REQUIREMENTS - Search the data for the string "this" and gather each line it is in.
==================================================
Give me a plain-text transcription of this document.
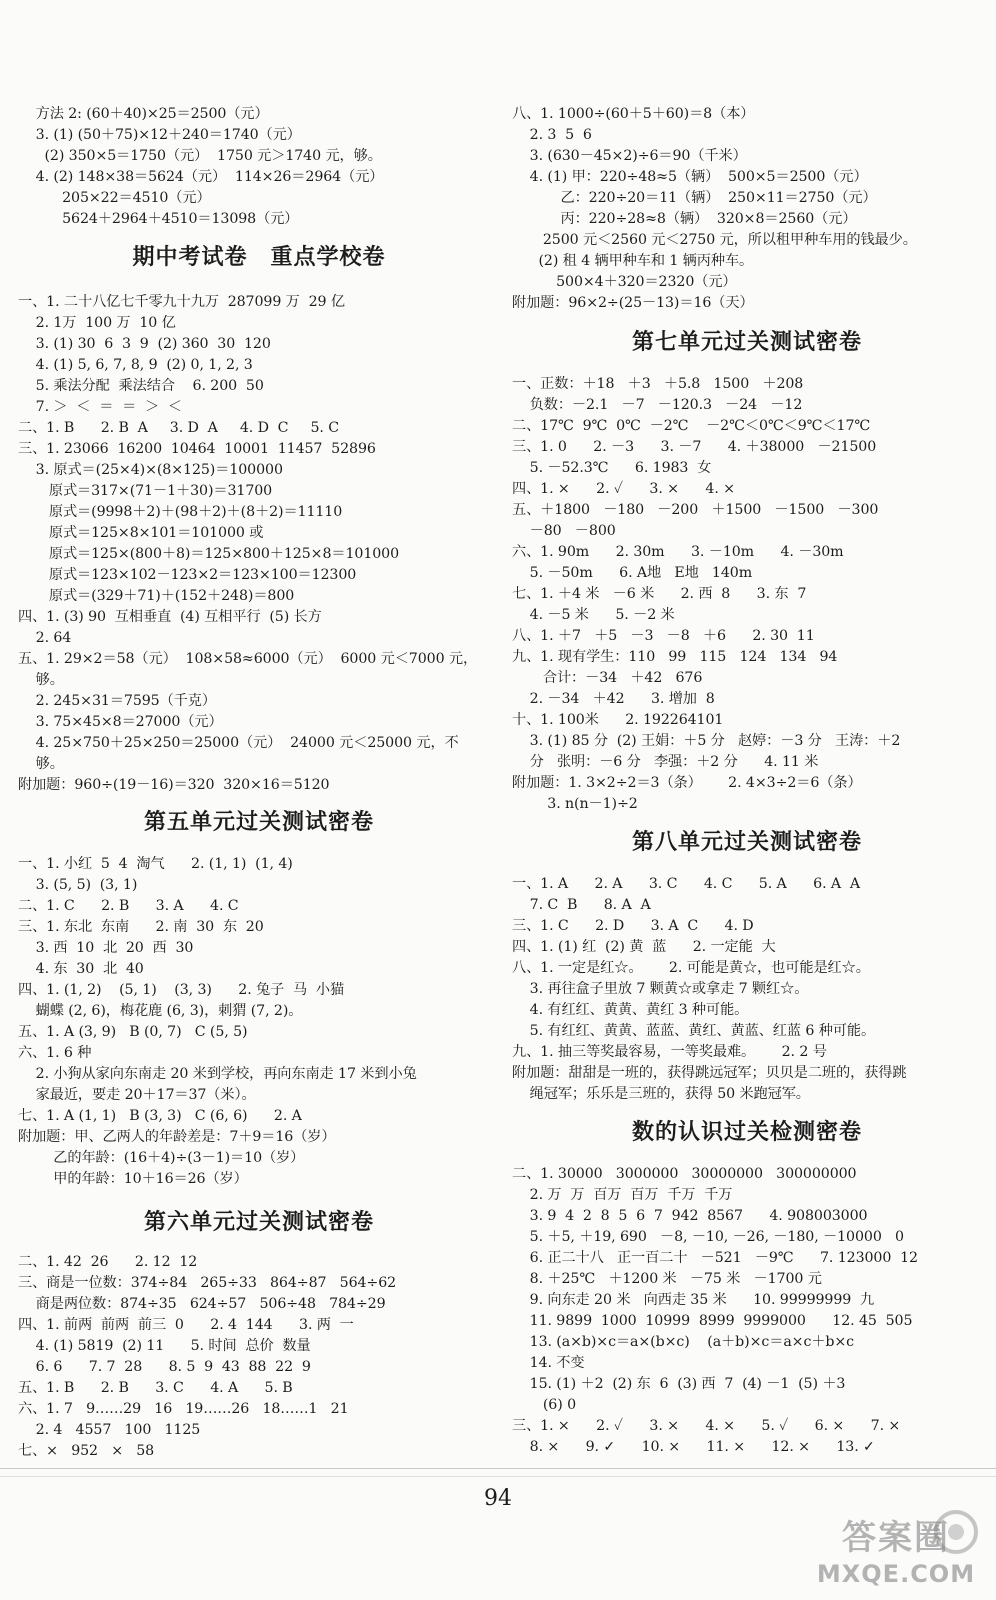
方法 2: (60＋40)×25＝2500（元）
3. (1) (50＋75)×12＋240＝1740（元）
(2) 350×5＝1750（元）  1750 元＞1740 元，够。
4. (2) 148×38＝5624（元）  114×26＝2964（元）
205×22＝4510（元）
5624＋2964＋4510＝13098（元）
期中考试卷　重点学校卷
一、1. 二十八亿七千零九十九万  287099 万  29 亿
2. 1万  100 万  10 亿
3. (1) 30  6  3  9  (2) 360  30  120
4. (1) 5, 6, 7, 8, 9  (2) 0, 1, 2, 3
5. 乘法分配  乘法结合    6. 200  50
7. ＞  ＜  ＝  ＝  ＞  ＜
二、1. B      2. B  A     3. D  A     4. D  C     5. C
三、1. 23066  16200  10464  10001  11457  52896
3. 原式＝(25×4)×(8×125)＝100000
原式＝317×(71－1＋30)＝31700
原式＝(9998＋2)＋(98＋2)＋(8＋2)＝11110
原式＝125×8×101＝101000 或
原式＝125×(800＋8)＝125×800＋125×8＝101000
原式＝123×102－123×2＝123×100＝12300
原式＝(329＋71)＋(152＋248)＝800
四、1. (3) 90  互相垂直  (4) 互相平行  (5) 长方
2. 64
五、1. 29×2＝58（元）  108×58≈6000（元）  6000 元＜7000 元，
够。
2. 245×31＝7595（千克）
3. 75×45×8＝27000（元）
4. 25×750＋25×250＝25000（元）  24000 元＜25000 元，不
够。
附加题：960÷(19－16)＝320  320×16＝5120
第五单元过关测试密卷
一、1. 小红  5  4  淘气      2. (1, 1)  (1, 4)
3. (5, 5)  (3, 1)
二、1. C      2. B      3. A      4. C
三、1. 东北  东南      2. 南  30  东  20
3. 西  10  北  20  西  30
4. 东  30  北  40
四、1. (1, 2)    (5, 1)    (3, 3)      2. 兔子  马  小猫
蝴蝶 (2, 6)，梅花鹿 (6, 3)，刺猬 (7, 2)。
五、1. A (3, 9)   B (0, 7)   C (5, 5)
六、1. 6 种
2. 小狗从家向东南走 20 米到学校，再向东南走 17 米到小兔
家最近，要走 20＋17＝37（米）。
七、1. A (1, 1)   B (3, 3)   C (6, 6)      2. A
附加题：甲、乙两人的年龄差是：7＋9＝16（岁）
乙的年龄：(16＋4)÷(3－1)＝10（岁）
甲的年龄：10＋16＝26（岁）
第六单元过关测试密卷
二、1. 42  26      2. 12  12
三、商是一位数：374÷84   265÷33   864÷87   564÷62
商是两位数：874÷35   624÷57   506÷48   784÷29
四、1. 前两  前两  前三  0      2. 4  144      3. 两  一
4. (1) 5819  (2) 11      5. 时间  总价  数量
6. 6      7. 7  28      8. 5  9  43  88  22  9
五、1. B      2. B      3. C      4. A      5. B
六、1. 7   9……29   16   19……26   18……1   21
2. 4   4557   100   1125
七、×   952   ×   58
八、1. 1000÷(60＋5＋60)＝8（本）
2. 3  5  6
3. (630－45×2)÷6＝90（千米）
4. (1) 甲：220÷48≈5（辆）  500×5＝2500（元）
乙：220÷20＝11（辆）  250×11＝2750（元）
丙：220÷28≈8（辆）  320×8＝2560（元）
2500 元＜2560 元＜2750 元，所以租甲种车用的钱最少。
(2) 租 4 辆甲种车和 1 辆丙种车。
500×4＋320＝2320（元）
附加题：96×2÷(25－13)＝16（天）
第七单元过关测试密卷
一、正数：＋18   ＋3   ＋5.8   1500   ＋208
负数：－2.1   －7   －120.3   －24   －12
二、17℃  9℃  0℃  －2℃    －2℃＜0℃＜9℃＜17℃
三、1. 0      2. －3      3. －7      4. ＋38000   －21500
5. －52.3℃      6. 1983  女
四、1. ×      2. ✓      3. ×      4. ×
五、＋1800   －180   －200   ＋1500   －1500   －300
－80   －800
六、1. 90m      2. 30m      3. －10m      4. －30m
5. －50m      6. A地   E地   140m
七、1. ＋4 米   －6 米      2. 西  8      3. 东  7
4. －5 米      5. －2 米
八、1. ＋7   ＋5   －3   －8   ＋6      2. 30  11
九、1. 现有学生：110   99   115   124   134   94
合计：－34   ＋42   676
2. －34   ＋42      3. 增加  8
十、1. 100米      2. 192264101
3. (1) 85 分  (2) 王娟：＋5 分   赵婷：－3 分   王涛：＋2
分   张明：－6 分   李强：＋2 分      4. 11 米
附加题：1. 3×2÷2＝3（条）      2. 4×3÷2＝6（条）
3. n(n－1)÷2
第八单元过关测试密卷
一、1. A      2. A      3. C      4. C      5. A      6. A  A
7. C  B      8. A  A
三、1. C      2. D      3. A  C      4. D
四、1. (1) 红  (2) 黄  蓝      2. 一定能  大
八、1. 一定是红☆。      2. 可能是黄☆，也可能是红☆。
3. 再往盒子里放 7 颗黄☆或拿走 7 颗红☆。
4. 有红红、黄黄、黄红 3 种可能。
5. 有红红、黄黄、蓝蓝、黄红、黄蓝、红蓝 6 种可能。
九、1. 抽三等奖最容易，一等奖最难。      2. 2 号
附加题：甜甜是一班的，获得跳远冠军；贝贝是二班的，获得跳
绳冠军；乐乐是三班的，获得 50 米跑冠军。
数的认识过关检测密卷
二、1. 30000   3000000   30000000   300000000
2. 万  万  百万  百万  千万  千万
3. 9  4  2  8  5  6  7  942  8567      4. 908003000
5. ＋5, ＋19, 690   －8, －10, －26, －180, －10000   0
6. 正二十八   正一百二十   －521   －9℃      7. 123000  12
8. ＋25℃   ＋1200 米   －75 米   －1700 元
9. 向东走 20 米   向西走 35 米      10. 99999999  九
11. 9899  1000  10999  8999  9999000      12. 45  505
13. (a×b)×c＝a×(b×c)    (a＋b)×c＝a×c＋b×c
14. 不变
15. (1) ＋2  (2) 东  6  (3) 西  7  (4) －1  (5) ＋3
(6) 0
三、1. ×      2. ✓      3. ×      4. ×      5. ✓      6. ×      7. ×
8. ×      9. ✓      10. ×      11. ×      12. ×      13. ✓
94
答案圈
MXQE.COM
==================================================
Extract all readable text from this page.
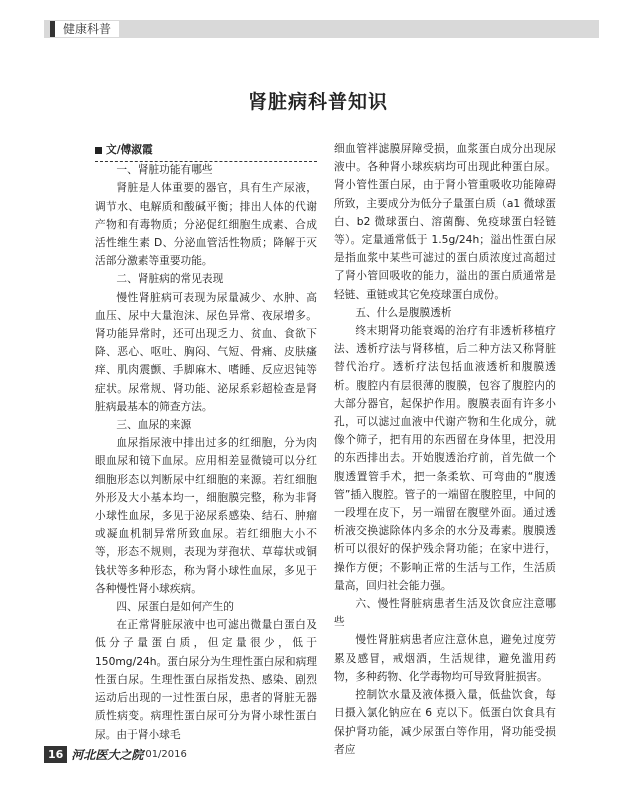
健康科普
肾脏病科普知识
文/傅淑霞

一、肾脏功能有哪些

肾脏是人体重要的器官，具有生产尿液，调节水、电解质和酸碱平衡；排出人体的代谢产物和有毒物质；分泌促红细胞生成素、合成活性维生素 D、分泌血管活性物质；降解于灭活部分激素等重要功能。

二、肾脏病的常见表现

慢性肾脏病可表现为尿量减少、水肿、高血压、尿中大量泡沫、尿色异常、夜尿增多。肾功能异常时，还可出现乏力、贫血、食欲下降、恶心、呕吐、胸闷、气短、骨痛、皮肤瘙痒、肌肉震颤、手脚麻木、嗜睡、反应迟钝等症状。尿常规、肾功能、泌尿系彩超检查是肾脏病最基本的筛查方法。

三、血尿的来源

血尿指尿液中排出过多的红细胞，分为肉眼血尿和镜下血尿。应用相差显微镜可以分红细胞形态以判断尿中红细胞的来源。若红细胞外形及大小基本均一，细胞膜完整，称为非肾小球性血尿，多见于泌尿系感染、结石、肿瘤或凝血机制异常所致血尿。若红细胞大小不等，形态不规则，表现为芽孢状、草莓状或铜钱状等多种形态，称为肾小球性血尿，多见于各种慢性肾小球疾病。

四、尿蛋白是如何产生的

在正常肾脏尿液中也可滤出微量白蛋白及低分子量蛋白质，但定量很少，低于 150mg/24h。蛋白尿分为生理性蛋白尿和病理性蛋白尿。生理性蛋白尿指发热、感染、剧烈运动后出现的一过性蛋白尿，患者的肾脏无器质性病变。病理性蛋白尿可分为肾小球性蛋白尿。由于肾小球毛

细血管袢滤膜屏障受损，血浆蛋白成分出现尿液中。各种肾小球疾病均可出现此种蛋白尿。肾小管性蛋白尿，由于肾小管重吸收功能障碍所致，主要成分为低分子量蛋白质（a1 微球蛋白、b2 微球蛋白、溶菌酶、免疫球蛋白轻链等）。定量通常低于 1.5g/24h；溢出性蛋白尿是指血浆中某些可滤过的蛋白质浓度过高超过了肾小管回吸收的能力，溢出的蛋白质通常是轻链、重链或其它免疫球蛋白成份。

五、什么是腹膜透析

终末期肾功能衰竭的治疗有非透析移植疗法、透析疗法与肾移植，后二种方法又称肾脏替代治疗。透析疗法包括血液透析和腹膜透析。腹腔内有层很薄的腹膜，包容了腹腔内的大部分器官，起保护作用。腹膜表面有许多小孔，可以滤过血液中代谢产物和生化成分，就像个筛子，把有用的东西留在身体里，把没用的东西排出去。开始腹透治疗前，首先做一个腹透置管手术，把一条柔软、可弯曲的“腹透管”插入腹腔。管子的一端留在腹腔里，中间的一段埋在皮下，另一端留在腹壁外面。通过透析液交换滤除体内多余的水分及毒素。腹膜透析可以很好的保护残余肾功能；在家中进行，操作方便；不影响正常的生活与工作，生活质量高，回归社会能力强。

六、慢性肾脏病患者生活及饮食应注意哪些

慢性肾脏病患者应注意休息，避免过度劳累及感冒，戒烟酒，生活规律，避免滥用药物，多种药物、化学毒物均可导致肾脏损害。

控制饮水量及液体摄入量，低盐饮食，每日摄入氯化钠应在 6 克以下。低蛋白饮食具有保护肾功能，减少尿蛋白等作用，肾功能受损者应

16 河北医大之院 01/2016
==================================================
OUTPUT -
Give me a plain-text transcription of this document.
Extract all readable text from this page.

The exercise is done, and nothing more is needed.